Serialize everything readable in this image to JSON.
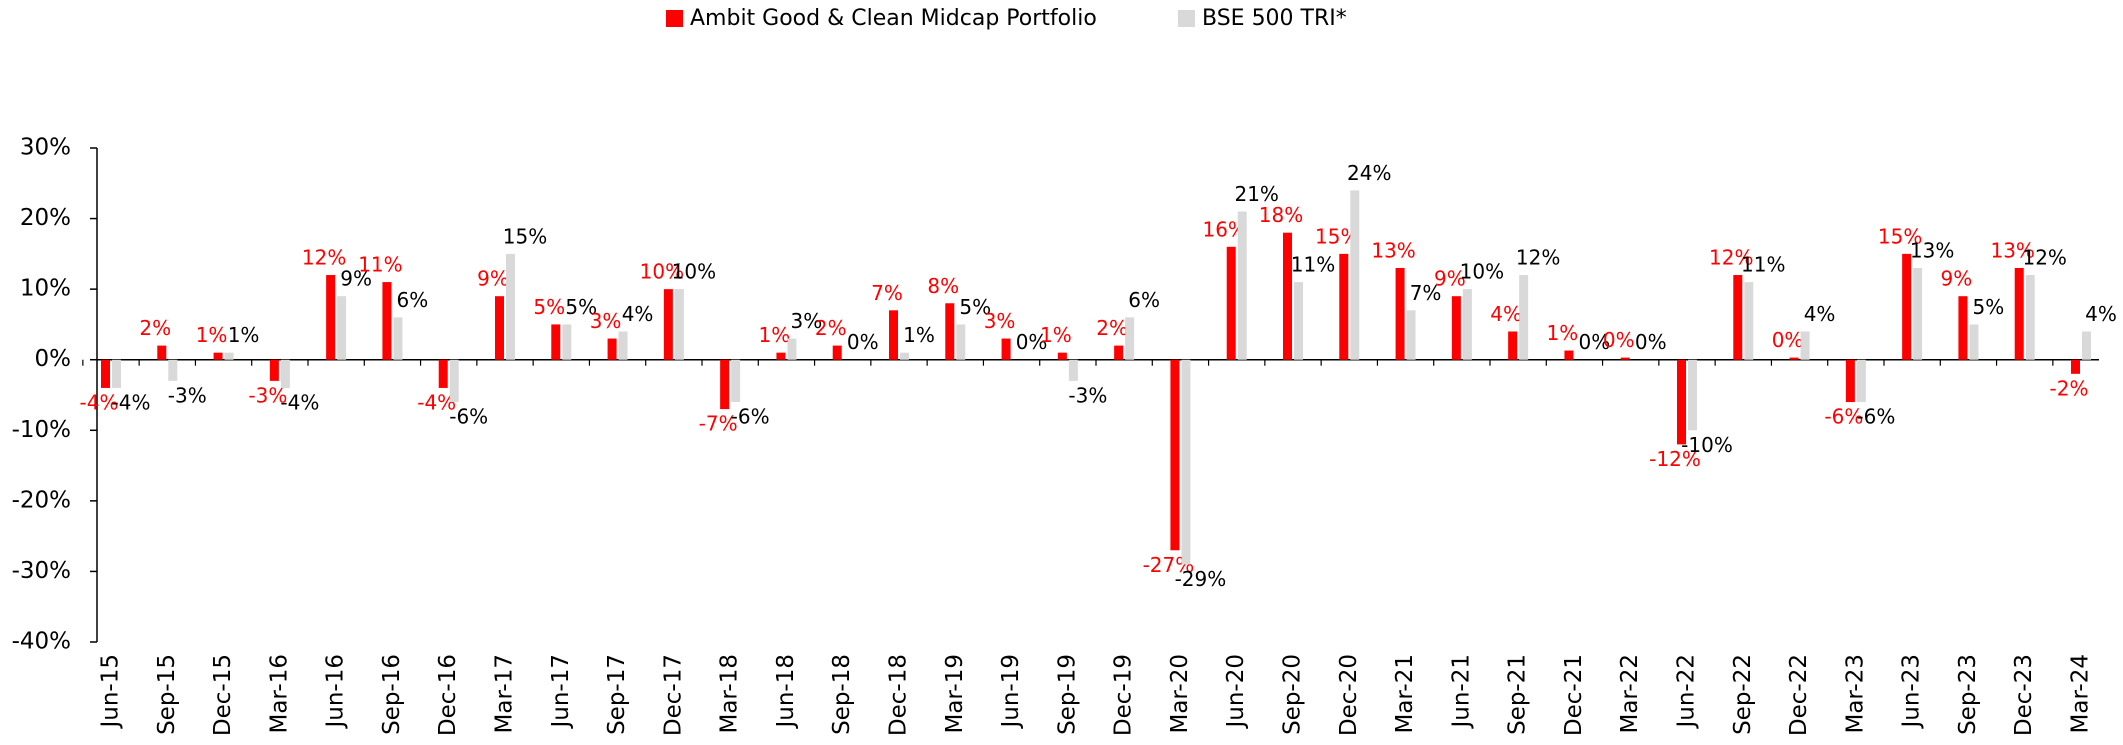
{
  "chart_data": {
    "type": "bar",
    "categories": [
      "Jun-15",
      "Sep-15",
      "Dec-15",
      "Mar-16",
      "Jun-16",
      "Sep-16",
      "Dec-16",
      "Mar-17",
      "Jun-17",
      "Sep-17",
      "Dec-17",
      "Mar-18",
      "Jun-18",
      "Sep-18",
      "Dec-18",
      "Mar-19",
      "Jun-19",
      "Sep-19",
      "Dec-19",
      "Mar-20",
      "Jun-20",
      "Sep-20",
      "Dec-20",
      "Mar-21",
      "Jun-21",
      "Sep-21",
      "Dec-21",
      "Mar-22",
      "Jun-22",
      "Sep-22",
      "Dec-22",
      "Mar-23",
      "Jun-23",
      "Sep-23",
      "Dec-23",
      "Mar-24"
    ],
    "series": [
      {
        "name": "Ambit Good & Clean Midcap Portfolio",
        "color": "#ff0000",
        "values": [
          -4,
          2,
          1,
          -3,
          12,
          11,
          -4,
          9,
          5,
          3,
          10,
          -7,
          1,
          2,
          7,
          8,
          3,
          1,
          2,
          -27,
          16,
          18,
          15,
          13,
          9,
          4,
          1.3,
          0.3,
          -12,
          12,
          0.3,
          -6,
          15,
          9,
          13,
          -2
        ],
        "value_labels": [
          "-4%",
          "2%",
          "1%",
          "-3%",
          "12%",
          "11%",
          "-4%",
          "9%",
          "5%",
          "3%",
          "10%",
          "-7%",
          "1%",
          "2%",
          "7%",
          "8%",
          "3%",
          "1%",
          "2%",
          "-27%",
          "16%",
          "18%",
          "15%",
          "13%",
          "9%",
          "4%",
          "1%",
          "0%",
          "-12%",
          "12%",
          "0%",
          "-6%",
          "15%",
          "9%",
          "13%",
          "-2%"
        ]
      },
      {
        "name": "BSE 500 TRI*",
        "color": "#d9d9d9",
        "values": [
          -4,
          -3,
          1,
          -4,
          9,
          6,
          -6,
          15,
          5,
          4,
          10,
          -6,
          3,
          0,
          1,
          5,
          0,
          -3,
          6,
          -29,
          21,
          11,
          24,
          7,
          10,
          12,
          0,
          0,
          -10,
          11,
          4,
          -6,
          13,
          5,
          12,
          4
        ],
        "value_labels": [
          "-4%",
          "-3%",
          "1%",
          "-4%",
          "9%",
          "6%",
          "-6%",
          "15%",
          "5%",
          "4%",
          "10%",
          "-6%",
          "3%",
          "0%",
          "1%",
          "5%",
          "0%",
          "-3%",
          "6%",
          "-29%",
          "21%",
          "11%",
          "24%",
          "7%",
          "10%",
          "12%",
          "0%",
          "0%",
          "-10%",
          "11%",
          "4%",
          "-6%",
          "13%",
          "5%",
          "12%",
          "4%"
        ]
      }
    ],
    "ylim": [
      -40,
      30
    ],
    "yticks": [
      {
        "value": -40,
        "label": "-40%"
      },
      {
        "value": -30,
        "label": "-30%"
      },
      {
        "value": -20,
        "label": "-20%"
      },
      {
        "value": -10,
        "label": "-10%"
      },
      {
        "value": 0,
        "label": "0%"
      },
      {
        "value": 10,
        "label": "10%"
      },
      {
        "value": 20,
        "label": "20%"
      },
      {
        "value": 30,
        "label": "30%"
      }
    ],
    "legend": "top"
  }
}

■ ■ ■ ■ ■

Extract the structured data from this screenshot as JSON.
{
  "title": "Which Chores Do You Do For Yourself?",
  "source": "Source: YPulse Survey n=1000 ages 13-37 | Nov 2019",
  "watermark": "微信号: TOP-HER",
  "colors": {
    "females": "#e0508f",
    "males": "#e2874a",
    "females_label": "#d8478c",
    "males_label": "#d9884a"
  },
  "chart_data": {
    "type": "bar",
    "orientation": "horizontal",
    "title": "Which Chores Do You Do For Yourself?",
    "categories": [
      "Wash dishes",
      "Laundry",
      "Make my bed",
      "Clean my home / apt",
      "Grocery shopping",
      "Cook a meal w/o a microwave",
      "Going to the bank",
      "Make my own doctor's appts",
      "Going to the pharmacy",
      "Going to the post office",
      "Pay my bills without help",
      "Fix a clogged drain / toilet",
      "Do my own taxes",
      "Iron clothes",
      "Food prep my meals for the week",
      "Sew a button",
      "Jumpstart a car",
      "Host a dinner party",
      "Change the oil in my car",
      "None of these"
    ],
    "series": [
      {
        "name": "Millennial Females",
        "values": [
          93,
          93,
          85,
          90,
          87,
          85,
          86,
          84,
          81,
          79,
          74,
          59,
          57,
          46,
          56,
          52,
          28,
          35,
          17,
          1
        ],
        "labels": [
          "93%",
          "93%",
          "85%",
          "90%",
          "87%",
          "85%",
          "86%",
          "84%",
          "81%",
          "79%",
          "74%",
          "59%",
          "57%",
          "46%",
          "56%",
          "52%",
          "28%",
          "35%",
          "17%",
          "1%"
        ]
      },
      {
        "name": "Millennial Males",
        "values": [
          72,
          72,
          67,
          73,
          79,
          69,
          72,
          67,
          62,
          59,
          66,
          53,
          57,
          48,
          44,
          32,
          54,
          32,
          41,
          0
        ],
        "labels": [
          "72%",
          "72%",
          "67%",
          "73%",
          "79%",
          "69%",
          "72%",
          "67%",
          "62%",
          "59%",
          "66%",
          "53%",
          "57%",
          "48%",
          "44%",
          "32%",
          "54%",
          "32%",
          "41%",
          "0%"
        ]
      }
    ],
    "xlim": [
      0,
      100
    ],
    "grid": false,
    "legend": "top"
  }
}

■ ■ ■ ■ ■

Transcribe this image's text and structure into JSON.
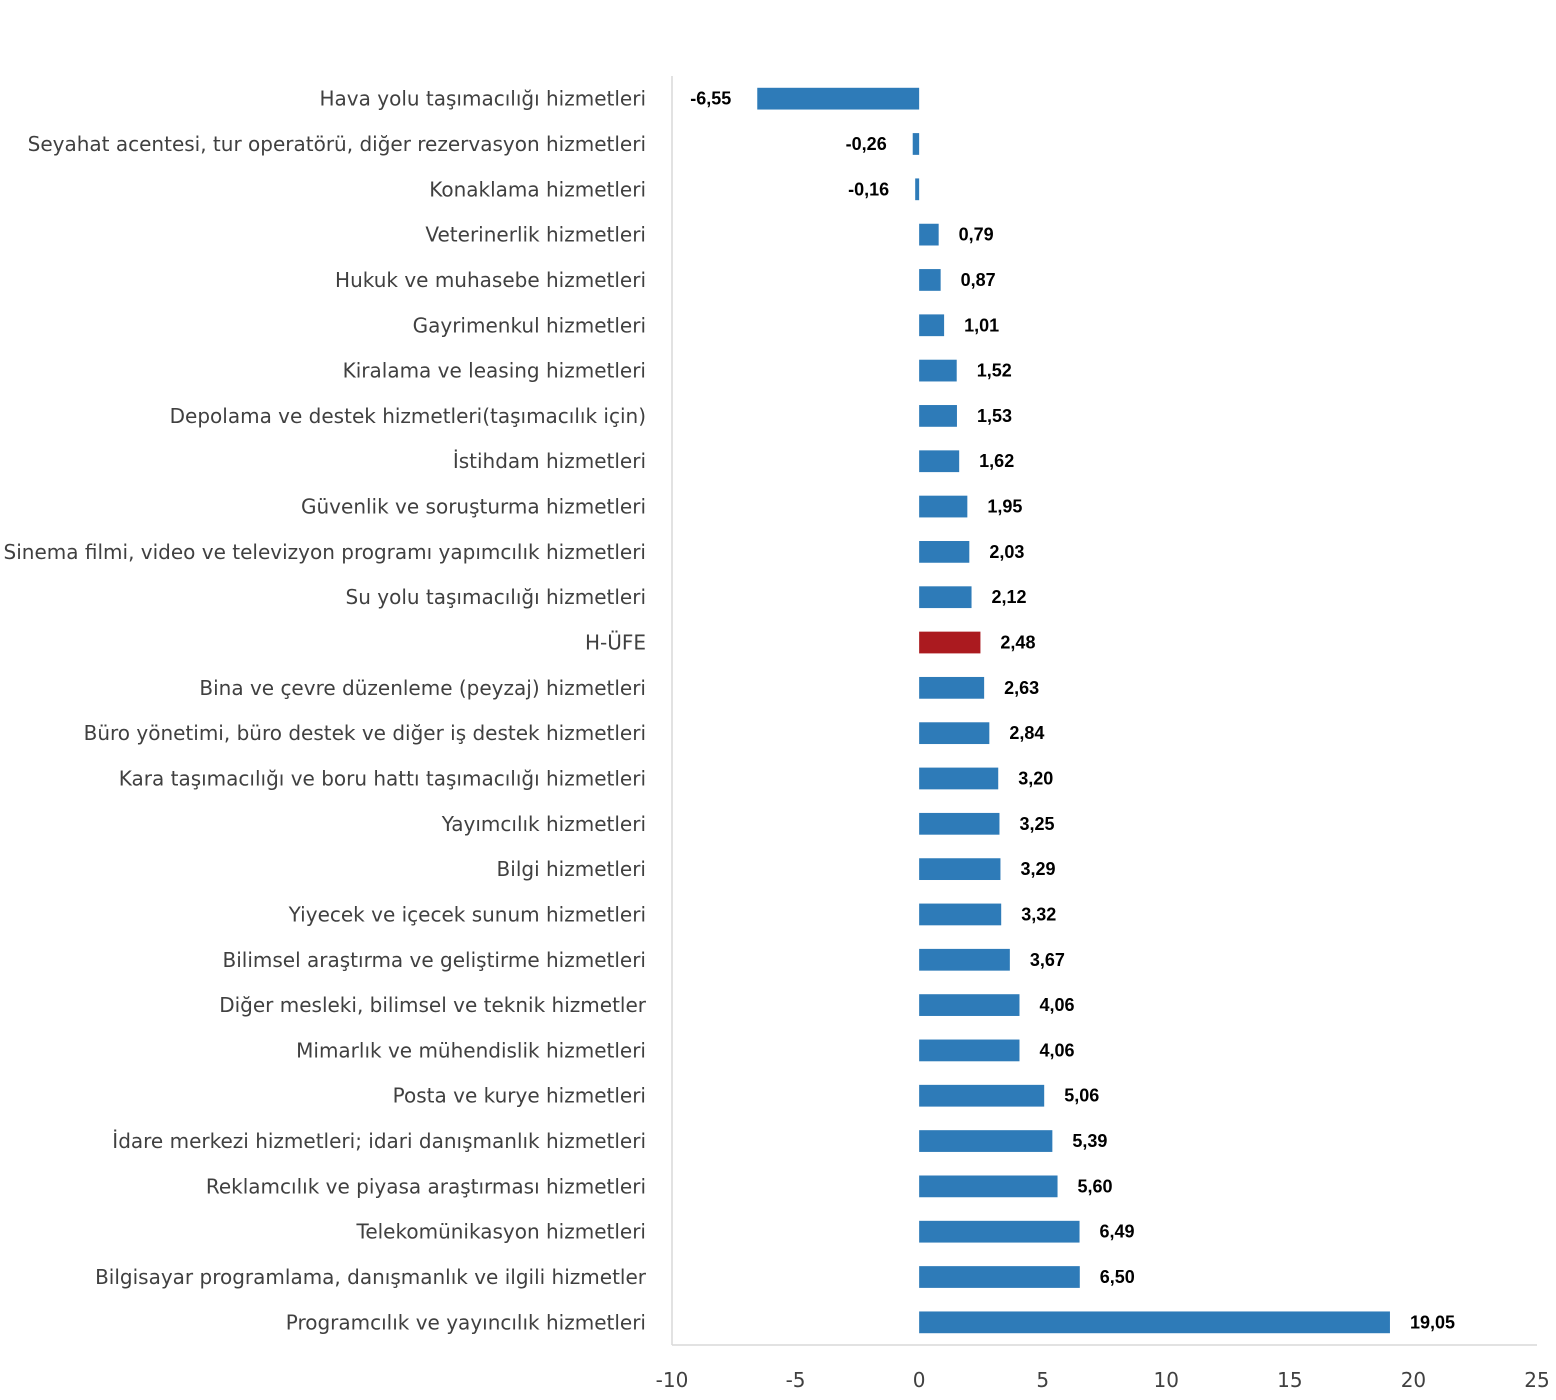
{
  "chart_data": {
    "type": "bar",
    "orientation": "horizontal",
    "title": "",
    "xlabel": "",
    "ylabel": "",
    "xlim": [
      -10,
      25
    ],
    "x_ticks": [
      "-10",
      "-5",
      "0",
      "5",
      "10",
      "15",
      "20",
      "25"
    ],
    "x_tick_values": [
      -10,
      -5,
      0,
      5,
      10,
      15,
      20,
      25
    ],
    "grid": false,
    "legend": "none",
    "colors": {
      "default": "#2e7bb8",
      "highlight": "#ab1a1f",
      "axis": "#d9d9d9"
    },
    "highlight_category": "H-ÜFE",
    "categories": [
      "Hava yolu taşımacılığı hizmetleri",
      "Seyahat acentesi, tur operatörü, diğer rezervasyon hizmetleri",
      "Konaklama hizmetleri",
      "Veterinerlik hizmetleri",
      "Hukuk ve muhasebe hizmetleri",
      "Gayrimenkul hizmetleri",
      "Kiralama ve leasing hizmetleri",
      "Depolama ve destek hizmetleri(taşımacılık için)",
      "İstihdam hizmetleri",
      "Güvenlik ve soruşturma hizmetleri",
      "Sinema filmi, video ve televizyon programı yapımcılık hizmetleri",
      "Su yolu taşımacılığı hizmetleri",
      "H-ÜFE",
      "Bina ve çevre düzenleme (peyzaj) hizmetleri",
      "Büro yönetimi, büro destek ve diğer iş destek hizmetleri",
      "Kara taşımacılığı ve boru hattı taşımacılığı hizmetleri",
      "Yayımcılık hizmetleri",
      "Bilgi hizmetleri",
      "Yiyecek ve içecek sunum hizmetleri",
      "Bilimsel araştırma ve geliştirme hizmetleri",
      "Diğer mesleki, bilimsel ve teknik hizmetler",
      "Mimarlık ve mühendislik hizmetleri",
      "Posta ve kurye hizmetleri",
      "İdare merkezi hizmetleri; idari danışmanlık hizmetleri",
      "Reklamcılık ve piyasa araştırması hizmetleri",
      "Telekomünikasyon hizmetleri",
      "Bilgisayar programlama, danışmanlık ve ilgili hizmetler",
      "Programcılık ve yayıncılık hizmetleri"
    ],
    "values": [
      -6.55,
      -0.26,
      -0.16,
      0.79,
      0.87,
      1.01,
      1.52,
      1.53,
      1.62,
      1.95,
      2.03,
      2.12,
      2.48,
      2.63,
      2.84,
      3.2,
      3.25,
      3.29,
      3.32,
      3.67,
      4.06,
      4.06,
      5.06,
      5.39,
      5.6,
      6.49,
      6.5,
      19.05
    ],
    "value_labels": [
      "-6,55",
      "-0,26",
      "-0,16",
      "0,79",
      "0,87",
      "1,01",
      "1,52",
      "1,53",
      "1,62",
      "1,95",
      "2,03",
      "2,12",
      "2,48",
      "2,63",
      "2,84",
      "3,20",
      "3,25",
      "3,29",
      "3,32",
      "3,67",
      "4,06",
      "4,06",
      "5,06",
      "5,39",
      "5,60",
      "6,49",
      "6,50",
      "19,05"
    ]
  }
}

■ ■ ■ ■ ■

PROBLEM DETAILS: All lines above with "Millennial" in them should be returned.

RESPONSE TO THIS EXERCISE:
        "name": "Millennial Females",
        "name": "Millennial Males",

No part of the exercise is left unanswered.